- [Stated goal]
Copy each line of the listing below exactly.

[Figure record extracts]
——————
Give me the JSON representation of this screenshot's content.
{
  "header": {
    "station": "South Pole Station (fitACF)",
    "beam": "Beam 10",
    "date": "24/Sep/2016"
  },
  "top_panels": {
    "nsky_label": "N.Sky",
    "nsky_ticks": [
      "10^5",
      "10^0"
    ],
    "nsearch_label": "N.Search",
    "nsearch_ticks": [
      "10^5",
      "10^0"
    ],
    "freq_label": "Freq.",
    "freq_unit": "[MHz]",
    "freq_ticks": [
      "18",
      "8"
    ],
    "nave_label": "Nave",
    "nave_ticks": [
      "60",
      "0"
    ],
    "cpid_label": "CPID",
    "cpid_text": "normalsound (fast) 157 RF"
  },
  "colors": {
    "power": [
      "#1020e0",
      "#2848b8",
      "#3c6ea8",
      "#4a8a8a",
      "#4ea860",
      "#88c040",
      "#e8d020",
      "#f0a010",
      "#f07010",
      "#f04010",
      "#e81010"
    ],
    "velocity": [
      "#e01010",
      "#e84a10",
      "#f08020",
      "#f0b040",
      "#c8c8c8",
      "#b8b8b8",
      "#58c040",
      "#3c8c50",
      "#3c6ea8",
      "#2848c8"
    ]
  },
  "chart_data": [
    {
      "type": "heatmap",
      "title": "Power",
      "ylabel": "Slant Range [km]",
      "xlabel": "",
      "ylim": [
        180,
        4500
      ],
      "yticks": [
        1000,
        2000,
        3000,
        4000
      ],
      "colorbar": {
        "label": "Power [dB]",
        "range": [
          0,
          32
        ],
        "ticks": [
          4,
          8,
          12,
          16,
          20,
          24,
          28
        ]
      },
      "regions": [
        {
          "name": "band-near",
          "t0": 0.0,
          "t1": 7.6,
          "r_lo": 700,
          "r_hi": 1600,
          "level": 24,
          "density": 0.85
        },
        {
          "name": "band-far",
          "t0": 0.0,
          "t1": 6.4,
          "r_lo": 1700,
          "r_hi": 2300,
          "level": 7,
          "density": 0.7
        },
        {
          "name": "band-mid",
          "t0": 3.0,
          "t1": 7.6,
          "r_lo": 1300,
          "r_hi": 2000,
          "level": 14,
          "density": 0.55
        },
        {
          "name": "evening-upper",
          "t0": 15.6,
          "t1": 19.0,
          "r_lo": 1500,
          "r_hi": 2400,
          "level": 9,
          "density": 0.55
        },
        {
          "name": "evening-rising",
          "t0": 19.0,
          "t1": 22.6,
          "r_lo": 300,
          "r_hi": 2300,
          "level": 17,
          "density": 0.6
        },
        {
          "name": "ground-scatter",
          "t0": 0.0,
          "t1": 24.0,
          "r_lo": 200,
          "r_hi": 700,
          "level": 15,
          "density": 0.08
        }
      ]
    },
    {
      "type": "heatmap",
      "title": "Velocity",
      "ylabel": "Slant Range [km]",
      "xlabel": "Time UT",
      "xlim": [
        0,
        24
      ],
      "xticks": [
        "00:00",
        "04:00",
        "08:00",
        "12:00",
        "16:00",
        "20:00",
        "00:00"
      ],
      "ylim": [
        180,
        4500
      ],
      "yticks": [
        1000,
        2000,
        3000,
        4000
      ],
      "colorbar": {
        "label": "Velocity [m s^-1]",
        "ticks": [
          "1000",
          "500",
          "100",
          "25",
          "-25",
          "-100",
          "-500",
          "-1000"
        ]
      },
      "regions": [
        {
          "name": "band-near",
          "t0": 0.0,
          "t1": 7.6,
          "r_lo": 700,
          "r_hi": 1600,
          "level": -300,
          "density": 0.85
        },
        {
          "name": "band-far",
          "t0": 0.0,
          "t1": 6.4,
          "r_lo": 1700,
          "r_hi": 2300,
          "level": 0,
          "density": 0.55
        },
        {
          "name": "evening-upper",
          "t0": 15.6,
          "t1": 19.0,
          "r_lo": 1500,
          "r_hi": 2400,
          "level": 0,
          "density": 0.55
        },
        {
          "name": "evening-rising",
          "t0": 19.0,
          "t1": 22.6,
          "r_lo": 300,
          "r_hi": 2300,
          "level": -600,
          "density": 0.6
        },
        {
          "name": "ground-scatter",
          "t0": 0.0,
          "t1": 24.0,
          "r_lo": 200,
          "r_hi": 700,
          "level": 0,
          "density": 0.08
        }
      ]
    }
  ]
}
——————
- [Exercise result]
Give me the JSON representation of this screenshot's content.
{
  "header": {
    "station": "South Pole Station (fitACF)",
    "beam": "Beam 10",
    "date": "24/Sep/2016"
  },
  "top_panels": {
    "nsky_label": "N.Sky",
    "nsky_ticks": [
      "10^5",
      "10^0"
    ],
    "nsearch_label": "N.Search",
    "nsearch_ticks": [
      "10^5",
      "10^0"
    ],
    "freq_label": "Freq.",
    "freq_unit": "[MHz]",
    "freq_ticks": [
      "18",
      "8"
    ],
    "nave_label": "Nave",
    "nave_ticks": [
      "60",
      "0"
    ],
    "cpid_label": "CPID",
    "cpid_text": "normalsound (fast) 157 RF"
  },
  "colors": {
    "power": [
      "#1020e0",
      "#2848b8",
      "#3c6ea8",
      "#4a8a8a",
      "#4ea860",
      "#88c040",
      "#e8d020",
      "#f0a010",
      "#f07010",
      "#f04010",
      "#e81010"
    ],
    "velocity": [
      "#e01010",
      "#e84a10",
      "#f08020",
      "#f0b040",
      "#c8c8c8",
      "#b8b8b8",
      "#58c040",
      "#3c8c50",
      "#3c6ea8",
      "#2848c8"
    ]
  },
  "chart_data": [
    {
      "type": "heatmap",
      "title": "Power",
      "ylabel": "Slant Range [km]",
      "xlabel": "",
      "ylim": [
        180,
        4500
      ],
      "yticks": [
        1000,
        2000,
        3000,
        4000
      ],
      "colorbar": {
        "label": "Power [dB]",
        "range": [
          0,
          32
        ],
        "ticks": [
          4,
          8,
          12,
          16,
          20,
          24,
          28
        ]
      },
      "regions": [
        {
          "name": "band-near",
          "t0": 0.0,
          "t1": 7.6,
          "r_lo": 700,
          "r_hi": 1600,
          "level": 24,
          "density": 0.85
        },
        {
          "name": "band-far",
          "t0": 0.0,
          "t1": 6.4,
          "r_lo": 1700,
          "r_hi": 2300,
          "level": 7,
          "density": 0.7
        },
        {
          "name": "band-mid",
          "t0": 3.0,
          "t1": 7.6,
          "r_lo": 1300,
          "r_hi": 2000,
          "level": 14,
          "density": 0.55
        },
        {
          "name": "evening-upper",
          "t0": 15.6,
          "t1": 19.0,
          "r_lo": 1500,
          "r_hi": 2400,
          "level": 9,
          "density": 0.55
        },
        {
          "name": "evening-rising",
          "t0": 19.0,
          "t1": 22.6,
          "r_lo": 300,
          "r_hi": 2300,
          "level": 17,
          "density": 0.6
        },
        {
          "name": "ground-scatter",
          "t0": 0.0,
          "t1": 24.0,
          "r_lo": 200,
          "r_hi": 700,
          "level": 15,
          "density": 0.08
        }
      ]
    },
    {
      "type": "heatmap",
      "title": "Velocity",
      "ylabel": "Slant Range [km]",
      "xlabel": "Time UT",
      "xlim": [
        0,
        24
      ],
      "xticks": [
        "00:00",
        "04:00",
        "08:00",
        "12:00",
        "16:00",
        "20:00",
        "00:00"
      ],
      "ylim": [
        180,
        4500
      ],
      "yticks": [
        1000,
        2000,
        3000,
        4000
      ],
      "colorbar": {
        "label": "Velocity [m s^-1]",
        "ticks": [
          "1000",
          "500",
          "100",
          "25",
          "-25",
          "-100",
          "-500",
          "-1000"
        ]
      },
      "regions": [
        {
          "name": "band-near",
          "t0": 0.0,
          "t1": 7.6,
          "r_lo": 700,
          "r_hi": 1600,
          "level": -300,
          "density": 0.85
        },
        {
          "name": "band-far",
          "t0": 0.0,
          "t1": 6.4,
          "r_lo": 1700,
          "r_hi": 2300,
          "level": 0,
          "density": 0.55
        },
        {
          "name": "evening-upper",
          "t0": 15.6,
          "t1": 19.0,
          "r_lo": 1500,
          "r_hi": 2400,
          "level": 0,
          "density": 0.55
        },
        {
          "name": "evening-rising",
          "t0": 19.0,
          "t1": 22.6,
          "r_lo": 300,
          "r_hi": 2300,
          "level": -600,
          "density": 0.6
        },
        {
          "name": "ground-scatter",
          "t0": 0.0,
          "t1": 24.0,
          "r_lo": 200,
          "r_hi": 700,
          "level": 0,
          "density": 0.08
        }
      ]
    }
  ]
}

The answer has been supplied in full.